=== Data shown ===

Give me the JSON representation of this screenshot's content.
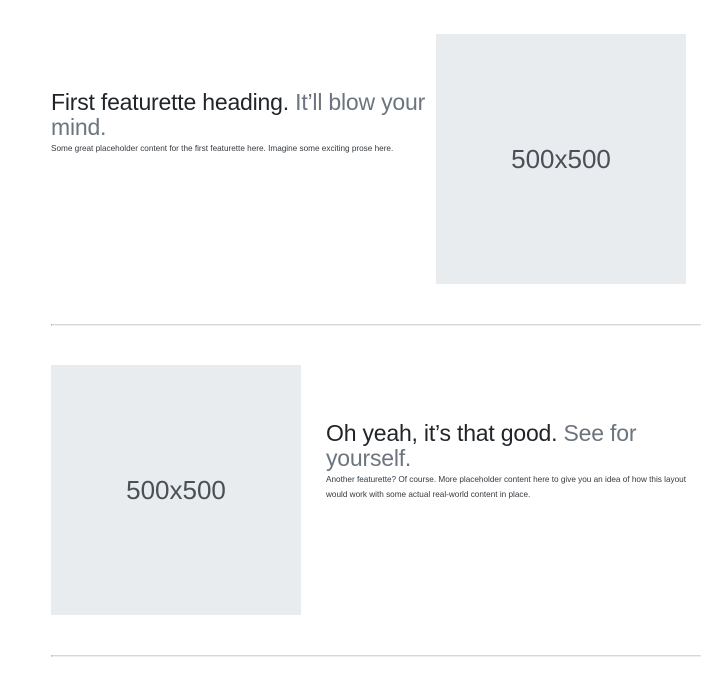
{
  "featurettes": [
    {
      "heading": "First featurette heading.",
      "heading_muted": "It’ll blow your mind.",
      "lead": "Some great placeholder content for the first featurette here. Imagine some exciting prose here.",
      "image_label": "500x500"
    },
    {
      "heading": "Oh yeah, it’s that good.",
      "heading_muted": "See for yourself.",
      "lead": "Another featurette? Of course. More placeholder content here to give you an idea of how this layout would work with some actual real-world content in place.",
      "image_label": "500x500"
    }
  ],
  "colors": {
    "placeholder_bg": "#e9ecef",
    "muted_text": "#6c757d",
    "divider": "#d6d8db"
  }
}
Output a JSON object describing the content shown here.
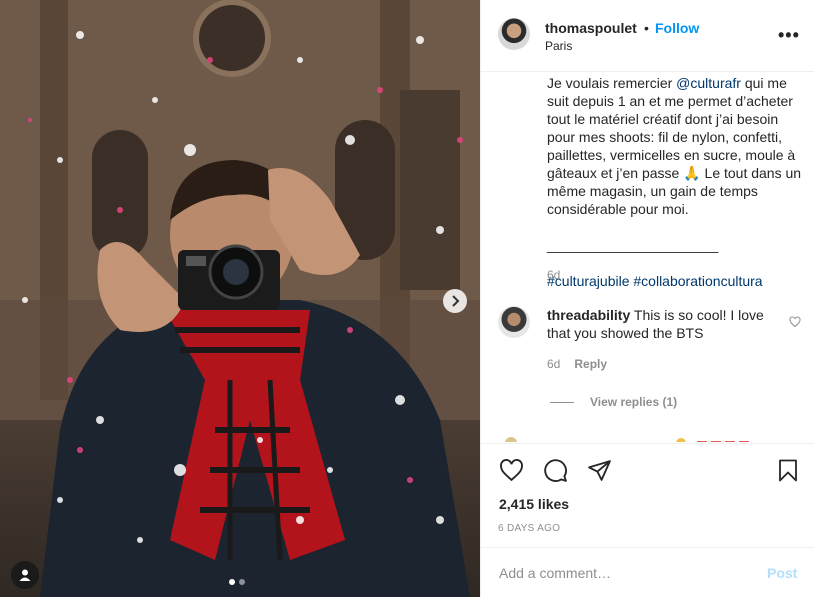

===

[Aim]: Omit the pictures, then quote the rest of the material above exactly.

[Task solution]:
Give me the JSON representation of this screenshot's content.
{
  "featurettes": [
    {
      "heading": "First featurette heading.",
      "heading_muted": "It’ll blow your mind.",
      "lead": "Some great placeholder content for the first featurette here. Imagine some exciting prose here.",
      "image_label": "500x500"
    },
    {
      "heading": "Oh yeah, it’s that good.",
      "heading_muted": "See for yourself.",
      "lead": "Another featurette? Of course. More placeholder content here to give you an idea of how this layout would work with some actual real-world content in place.",
      "image_label": "500x500"
    }
  ],
  "colors": {
    "placeholder_bg": "#e9ecef",
    "muted_text": "#6c757d",
    "divider": "#d6d8db"
  }
}
Output a JSON object describing the content shown here.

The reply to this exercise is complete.